### Given entries
—————

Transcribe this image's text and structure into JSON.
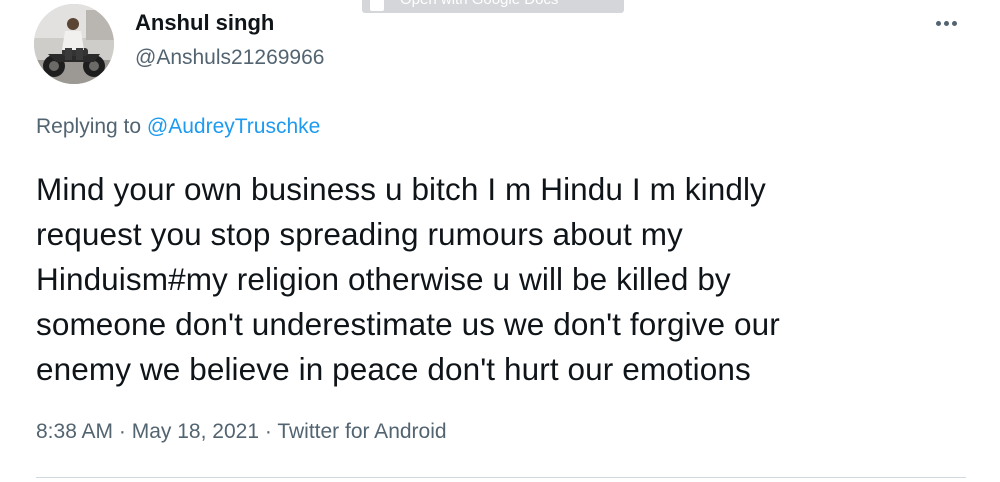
{
  "overlay": {
    "label": "Open with Google Docs",
    "icon": "google-docs-icon"
  },
  "tweet": {
    "author": {
      "display_name": "Anshul singh",
      "handle": "@Anshuls21269966",
      "avatar_icon": "avatar-motorcycle-photo"
    },
    "more_icon": "more-options-icon",
    "reply_prefix": "Replying to",
    "reply_mention": "@AudreyTruschke",
    "text_lines": [
      "Mind your own business u bitch I m Hindu I m kindly",
      "request you stop spreading rumours about my",
      "Hinduism#my religion otherwise u will be killed by",
      "someone don't underestimate us we don't forgive our",
      "enemy we believe in peace don't hurt our emotions"
    ],
    "time": "8:38 AM",
    "separator": "·",
    "date": "May 18, 2021",
    "source": "Twitter for Android"
  },
  "colors": {
    "text_primary": "#0f1419",
    "text_secondary": "#536471",
    "accent": "#1d9bf0",
    "divider": "#cfd9de"
  }
}
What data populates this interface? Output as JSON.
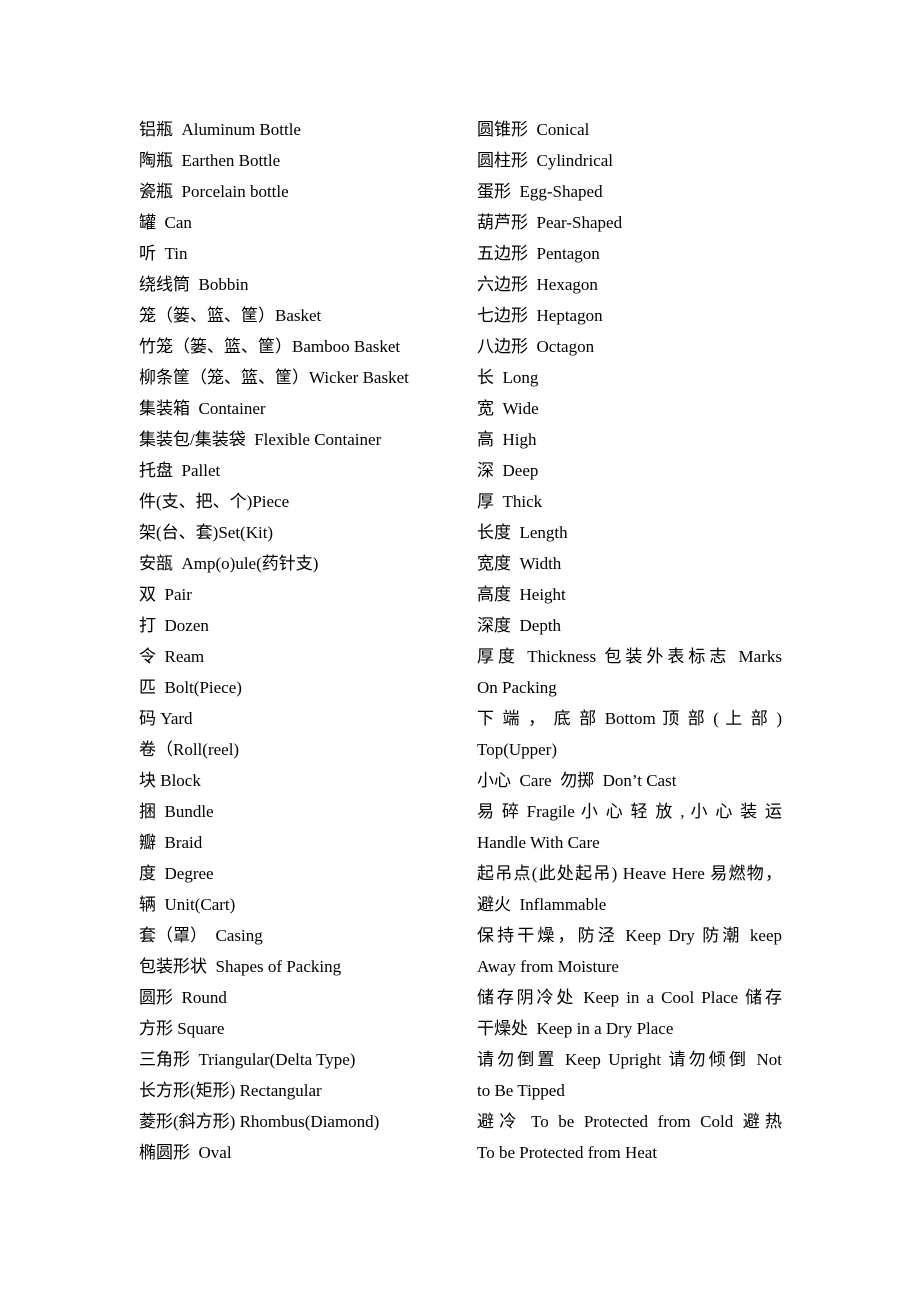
{
  "left_column": [
    "铝瓶  Aluminum Bottle",
    "陶瓶  Earthen Bottle",
    "瓷瓶  Porcelain bottle",
    "罐  Can",
    "听  Tin",
    "绕线筒  Bobbin",
    "笼（篓、篮、筐）Basket",
    "竹笼（篓、篮、筐）Bamboo Basket",
    "柳条筐（笼、篮、筐）Wicker Basket",
    "集装箱  Container",
    "集装包/集装袋  Flexible Container",
    "托盘  Pallet",
    "件(支、把、个)Piece",
    "架(台、套)Set(Kit)",
    "安瓿  Amp(o)ule(药针支)",
    "双  Pair",
    "打  Dozen",
    "令  Ream",
    "匹  Bolt(Piece)",
    "码 Yard",
    "卷（Roll(reel)",
    "块 Block",
    "捆  Bundle",
    "瓣  Braid",
    "度  Degree",
    "辆  Unit(Cart)",
    "套（罩）  Casing",
    "包装形状  Shapes of Packing",
    "圆形  Round",
    "方形 Square",
    "三角形  Triangular(Delta Type)",
    "长方形(矩形) Rectangular",
    "菱形(斜方形) Rhombus(Diamond)",
    "椭圆形  Oval"
  ],
  "right_column": [
    {
      "text": "圆锥形  Conical",
      "justify": false
    },
    {
      "text": "圆柱形  Cylindrical",
      "justify": false
    },
    {
      "text": "蛋形  Egg-Shaped",
      "justify": false
    },
    {
      "text": "葫芦形  Pear-Shaped",
      "justify": false
    },
    {
      "text": "五边形  Pentagon",
      "justify": false
    },
    {
      "text": "六边形  Hexagon",
      "justify": false
    },
    {
      "text": "七边形  Heptagon",
      "justify": false
    },
    {
      "text": "八边形  Octagon",
      "justify": false
    },
    {
      "text": "长  Long",
      "justify": false
    },
    {
      "text": "宽  Wide",
      "justify": false
    },
    {
      "text": "高  High",
      "justify": false
    },
    {
      "text": "深  Deep",
      "justify": false
    },
    {
      "text": "厚  Thick",
      "justify": false
    },
    {
      "text": "长度  Length",
      "justify": false
    },
    {
      "text": "宽度  Width",
      "justify": false
    },
    {
      "text": "高度  Height",
      "justify": false
    },
    {
      "text": "深度  Depth",
      "justify": false
    },
    {
      "text": "厚度  Thickness  包装外表标志  Marks",
      "justify": true
    },
    {
      "text": "On Packing",
      "justify": false
    },
    {
      "text": "下 端 ， 底 部   Bottom  顶 部 ( 上 部 )",
      "justify": true
    },
    {
      "text": "Top(Upper)",
      "justify": false
    },
    {
      "text": "小心  Care  勿掷  Don’t Cast",
      "justify": false
    },
    {
      "text": "易 碎   Fragile  小 心 轻 放 , 小 心 装 运",
      "justify": true
    },
    {
      "text": "Handle With Care",
      "justify": false
    },
    {
      "text": "起吊点(此处起吊) Heave Here  易燃物，",
      "justify": true
    },
    {
      "text": "避火  Inflammable",
      "justify": false
    },
    {
      "text": "保持干燥，防泾  Keep Dry  防潮  keep",
      "justify": true
    },
    {
      "text": "Away from Moisture",
      "justify": false
    },
    {
      "text": "储存阴冷处  Keep in a Cool Place  储存",
      "justify": true
    },
    {
      "text": "干燥处  Keep in a Dry Place",
      "justify": false
    },
    {
      "text": "请勿倒置  Keep Upright  请勿倾倒  Not",
      "justify": true
    },
    {
      "text": "to Be Tipped",
      "justify": false
    },
    {
      "text": "避冷   To be Protected from Cold  避热",
      "justify": true
    },
    {
      "text": "To be Protected from Heat",
      "justify": false
    }
  ]
}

—————

### What you should do
Print out the material word for word, omitting the pictures.

### Response below
Transcribe this image's text and structure into JSON.
{
  "overlay": {
    "label": "Open with Google Docs",
    "icon": "google-docs-icon"
  },
  "tweet": {
    "author": {
      "display_name": "Anshul singh",
      "handle": "@Anshuls21269966",
      "avatar_icon": "avatar-motorcycle-photo"
    },
    "more_icon": "more-options-icon",
    "reply_prefix": "Replying to",
    "reply_mention": "@AudreyTruschke",
    "text_lines": [
      "Mind your own business u bitch I m Hindu I m kindly",
      "request you stop spreading rumours about my",
      "Hinduism#my religion otherwise u will be killed by",
      "someone don't underestimate us we don't forgive our",
      "enemy we believe in peace don't hurt our emotions"
    ],
    "time": "8:38 AM",
    "separator": "·",
    "date": "May 18, 2021",
    "source": "Twitter for Android"
  },
  "colors": {
    "text_primary": "#0f1419",
    "text_secondary": "#536471",
    "accent": "#1d9bf0",
    "divider": "#cfd9de"
  }
}
What data populates this interface? Output as JSON.
{
  "left_column": [
    "铝瓶  Aluminum Bottle",
    "陶瓶  Earthen Bottle",
    "瓷瓶  Porcelain bottle",
    "罐  Can",
    "听  Tin",
    "绕线筒  Bobbin",
    "笼（篓、篮、筐）Basket",
    "竹笼（篓、篮、筐）Bamboo Basket",
    "柳条筐（笼、篮、筐）Wicker Basket",
    "集装箱  Container",
    "集装包/集装袋  Flexible Container",
    "托盘  Pallet",
    "件(支、把、个)Piece",
    "架(台、套)Set(Kit)",
    "安瓿  Amp(o)ule(药针支)",
    "双  Pair",
    "打  Dozen",
    "令  Ream",
    "匹  Bolt(Piece)",
    "码 Yard",
    "卷（Roll(reel)",
    "块 Block",
    "捆  Bundle",
    "瓣  Braid",
    "度  Degree",
    "辆  Unit(Cart)",
    "套（罩）  Casing",
    "包装形状  Shapes of Packing",
    "圆形  Round",
    "方形 Square",
    "三角形  Triangular(Delta Type)",
    "长方形(矩形) Rectangular",
    "菱形(斜方形) Rhombus(Diamond)",
    "椭圆形  Oval"
  ],
  "right_column": [
    {
      "text": "圆锥形  Conical",
      "justify": false
    },
    {
      "text": "圆柱形  Cylindrical",
      "justify": false
    },
    {
      "text": "蛋形  Egg-Shaped",
      "justify": false
    },
    {
      "text": "葫芦形  Pear-Shaped",
      "justify": false
    },
    {
      "text": "五边形  Pentagon",
      "justify": false
    },
    {
      "text": "六边形  Hexagon",
      "justify": false
    },
    {
      "text": "七边形  Heptagon",
      "justify": false
    },
    {
      "text": "八边形  Octagon",
      "justify": false
    },
    {
      "text": "长  Long",
      "justify": false
    },
    {
      "text": "宽  Wide",
      "justify": false
    },
    {
      "text": "高  High",
      "justify": false
    },
    {
      "text": "深  Deep",
      "justify": false
    },
    {
      "text": "厚  Thick",
      "justify": false
    },
    {
      "text": "长度  Length",
      "justify": false
    },
    {
      "text": "宽度  Width",
      "justify": false
    },
    {
      "text": "高度  Height",
      "justify": false
    },
    {
      "text": "深度  Depth",
      "justify": false
    },
    {
      "text": "厚度  Thickness  包装外表标志  Marks",
      "justify": true
    },
    {
      "text": "On Packing",
      "justify": false
    },
    {
      "text": "下 端 ， 底 部   Bottom  顶 部 ( 上 部 )",
      "justify": true
    },
    {
      "text": "Top(Upper)",
      "justify": false
    },
    {
      "text": "小心  Care  勿掷  Don’t Cast",
      "justify": false
    },
    {
      "text": "易 碎   Fragile  小 心 轻 放 , 小 心 装 运",
      "justify": true
    },
    {
      "text": "Handle With Care",
      "justify": false
    },
    {
      "text": "起吊点(此处起吊) Heave Here  易燃物，",
      "justify": true
    },
    {
      "text": "避火  Inflammable",
      "justify": false
    },
    {
      "text": "保持干燥，防泾  Keep Dry  防潮  keep",
      "justify": true
    },
    {
      "text": "Away from Moisture",
      "justify": false
    },
    {
      "text": "储存阴冷处  Keep in a Cool Place  储存",
      "justify": true
    },
    {
      "text": "干燥处  Keep in a Dry Place",
      "justify": false
    },
    {
      "text": "请勿倒置  Keep Upright  请勿倾倒  Not",
      "justify": true
    },
    {
      "text": "to Be Tipped",
      "justify": false
    },
    {
      "text": "避冷   To be Protected from Cold  避热",
      "justify": true
    },
    {
      "text": "To be Protected from Heat",
      "justify": false
    }
  ]
}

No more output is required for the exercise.